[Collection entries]
- - - - - - -
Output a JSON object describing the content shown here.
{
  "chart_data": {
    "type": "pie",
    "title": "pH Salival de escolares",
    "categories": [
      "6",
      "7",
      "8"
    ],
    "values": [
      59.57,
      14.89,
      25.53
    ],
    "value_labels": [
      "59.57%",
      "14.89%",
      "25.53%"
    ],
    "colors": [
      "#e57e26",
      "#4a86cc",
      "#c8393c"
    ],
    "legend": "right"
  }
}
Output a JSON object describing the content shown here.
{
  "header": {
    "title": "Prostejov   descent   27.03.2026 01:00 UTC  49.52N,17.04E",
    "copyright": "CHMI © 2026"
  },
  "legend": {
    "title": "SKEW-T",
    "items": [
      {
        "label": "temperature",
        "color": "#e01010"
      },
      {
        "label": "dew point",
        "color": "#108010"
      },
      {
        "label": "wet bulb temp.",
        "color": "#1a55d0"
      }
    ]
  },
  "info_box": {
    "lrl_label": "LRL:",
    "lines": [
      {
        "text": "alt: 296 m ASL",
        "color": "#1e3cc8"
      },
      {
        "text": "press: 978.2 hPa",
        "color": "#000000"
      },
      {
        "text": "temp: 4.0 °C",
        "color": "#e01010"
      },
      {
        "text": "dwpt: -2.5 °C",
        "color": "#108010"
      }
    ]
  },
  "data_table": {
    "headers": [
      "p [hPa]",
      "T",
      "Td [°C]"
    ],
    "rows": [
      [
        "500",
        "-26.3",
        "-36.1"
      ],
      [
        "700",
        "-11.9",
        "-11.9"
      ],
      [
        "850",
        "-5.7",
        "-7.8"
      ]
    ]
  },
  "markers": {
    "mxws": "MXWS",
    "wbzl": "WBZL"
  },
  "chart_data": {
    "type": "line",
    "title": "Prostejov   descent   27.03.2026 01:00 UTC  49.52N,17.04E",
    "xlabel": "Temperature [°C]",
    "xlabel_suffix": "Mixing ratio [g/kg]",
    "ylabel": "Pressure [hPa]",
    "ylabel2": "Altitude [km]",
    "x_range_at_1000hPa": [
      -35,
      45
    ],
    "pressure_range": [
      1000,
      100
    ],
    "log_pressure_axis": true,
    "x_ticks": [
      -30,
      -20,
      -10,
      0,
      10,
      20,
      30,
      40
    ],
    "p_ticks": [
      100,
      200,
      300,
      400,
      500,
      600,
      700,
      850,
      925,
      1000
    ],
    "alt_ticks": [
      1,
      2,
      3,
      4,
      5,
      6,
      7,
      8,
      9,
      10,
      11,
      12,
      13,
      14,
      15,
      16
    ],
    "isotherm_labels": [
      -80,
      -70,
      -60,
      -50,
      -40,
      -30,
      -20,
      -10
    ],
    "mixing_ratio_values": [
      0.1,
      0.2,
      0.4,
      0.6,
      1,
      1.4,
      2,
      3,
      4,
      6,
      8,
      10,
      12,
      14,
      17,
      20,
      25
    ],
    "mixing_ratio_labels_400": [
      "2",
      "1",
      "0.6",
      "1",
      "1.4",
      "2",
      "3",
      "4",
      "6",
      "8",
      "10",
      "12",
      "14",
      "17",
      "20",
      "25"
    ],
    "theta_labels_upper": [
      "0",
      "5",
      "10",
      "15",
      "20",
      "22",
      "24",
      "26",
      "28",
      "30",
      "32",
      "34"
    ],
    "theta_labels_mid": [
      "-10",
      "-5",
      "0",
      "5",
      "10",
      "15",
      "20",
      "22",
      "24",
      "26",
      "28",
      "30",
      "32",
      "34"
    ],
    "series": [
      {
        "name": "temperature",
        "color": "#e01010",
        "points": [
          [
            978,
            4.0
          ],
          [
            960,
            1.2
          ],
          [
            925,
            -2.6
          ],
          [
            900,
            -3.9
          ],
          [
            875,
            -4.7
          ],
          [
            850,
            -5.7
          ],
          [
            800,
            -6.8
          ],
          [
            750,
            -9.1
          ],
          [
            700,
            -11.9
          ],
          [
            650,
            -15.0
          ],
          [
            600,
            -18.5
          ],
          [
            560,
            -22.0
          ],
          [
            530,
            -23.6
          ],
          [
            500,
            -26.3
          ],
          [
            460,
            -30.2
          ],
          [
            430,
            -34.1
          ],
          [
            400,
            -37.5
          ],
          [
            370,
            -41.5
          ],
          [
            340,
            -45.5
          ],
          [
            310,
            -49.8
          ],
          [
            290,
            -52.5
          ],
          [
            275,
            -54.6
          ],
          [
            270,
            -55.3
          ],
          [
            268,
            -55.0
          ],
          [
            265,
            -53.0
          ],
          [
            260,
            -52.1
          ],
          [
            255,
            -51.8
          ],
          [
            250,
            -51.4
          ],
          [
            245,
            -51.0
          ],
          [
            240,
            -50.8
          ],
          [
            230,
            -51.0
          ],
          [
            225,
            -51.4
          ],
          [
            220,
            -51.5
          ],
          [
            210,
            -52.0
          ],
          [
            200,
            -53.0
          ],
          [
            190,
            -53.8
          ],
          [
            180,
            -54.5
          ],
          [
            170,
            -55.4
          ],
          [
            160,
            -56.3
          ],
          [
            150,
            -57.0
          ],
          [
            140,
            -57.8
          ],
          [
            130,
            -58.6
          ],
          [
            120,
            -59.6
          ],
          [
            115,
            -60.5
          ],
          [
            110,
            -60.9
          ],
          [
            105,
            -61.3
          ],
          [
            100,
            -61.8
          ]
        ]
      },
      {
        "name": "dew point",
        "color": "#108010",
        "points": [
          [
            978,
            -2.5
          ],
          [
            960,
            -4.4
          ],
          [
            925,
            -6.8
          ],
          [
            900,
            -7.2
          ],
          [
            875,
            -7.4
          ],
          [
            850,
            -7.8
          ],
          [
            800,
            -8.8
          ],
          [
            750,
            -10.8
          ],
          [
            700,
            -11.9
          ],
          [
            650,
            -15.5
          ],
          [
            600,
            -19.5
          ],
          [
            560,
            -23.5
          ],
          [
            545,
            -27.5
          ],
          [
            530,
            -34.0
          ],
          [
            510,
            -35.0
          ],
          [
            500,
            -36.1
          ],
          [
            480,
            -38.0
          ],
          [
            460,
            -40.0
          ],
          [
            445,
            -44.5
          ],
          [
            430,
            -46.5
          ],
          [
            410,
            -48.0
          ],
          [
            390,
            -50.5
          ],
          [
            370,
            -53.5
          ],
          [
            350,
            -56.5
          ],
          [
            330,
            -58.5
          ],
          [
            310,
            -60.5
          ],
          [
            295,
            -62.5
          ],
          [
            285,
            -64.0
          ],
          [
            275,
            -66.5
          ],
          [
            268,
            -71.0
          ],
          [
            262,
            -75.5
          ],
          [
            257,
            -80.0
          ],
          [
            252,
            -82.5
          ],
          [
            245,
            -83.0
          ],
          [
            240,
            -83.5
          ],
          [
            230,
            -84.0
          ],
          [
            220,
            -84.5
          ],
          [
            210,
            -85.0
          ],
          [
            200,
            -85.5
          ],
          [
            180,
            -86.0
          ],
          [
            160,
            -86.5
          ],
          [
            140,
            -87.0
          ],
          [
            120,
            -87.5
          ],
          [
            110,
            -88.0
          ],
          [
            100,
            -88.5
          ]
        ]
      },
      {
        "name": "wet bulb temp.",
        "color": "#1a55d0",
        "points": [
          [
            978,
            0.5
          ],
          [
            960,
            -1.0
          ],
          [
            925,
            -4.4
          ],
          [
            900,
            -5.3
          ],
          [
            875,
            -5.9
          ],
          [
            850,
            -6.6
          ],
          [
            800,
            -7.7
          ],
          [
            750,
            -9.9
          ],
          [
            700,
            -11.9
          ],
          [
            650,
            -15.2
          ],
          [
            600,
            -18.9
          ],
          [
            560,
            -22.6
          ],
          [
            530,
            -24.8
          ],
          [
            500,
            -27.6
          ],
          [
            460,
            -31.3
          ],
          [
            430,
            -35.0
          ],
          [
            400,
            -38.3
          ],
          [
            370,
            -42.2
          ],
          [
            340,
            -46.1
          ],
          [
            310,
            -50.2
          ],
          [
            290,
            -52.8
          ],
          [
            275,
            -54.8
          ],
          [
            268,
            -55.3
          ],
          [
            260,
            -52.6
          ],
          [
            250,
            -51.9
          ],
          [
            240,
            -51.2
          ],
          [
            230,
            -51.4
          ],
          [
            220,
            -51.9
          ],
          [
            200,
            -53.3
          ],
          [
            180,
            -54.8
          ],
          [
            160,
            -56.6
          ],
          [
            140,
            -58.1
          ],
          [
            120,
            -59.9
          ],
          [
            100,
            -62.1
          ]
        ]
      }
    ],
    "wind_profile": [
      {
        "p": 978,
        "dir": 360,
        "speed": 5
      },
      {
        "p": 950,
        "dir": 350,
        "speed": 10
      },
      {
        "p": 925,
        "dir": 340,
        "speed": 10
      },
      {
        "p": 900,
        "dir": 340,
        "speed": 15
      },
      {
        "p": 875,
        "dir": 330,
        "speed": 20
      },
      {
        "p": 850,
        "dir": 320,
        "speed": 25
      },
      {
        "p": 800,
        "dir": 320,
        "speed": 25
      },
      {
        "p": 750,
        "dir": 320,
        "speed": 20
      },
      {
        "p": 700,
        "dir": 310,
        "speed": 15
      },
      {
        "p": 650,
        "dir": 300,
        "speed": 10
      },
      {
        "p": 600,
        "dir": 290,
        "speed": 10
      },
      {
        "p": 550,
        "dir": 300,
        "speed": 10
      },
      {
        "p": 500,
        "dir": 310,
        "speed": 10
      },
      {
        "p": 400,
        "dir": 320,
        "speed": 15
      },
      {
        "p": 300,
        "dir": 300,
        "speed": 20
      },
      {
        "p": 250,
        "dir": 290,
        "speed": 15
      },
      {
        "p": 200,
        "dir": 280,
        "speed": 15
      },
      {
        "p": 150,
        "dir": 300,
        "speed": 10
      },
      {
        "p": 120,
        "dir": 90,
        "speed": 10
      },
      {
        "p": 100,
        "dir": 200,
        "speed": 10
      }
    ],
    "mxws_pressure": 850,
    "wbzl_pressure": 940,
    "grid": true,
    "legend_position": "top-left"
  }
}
- - - - - - -
Copy out the lines in which the string "name" appears.

▸ RESPONSE TO THIS TASK:
        "name": "temperature",
        "name": "dew point",
        "name": "wet bulb temp.",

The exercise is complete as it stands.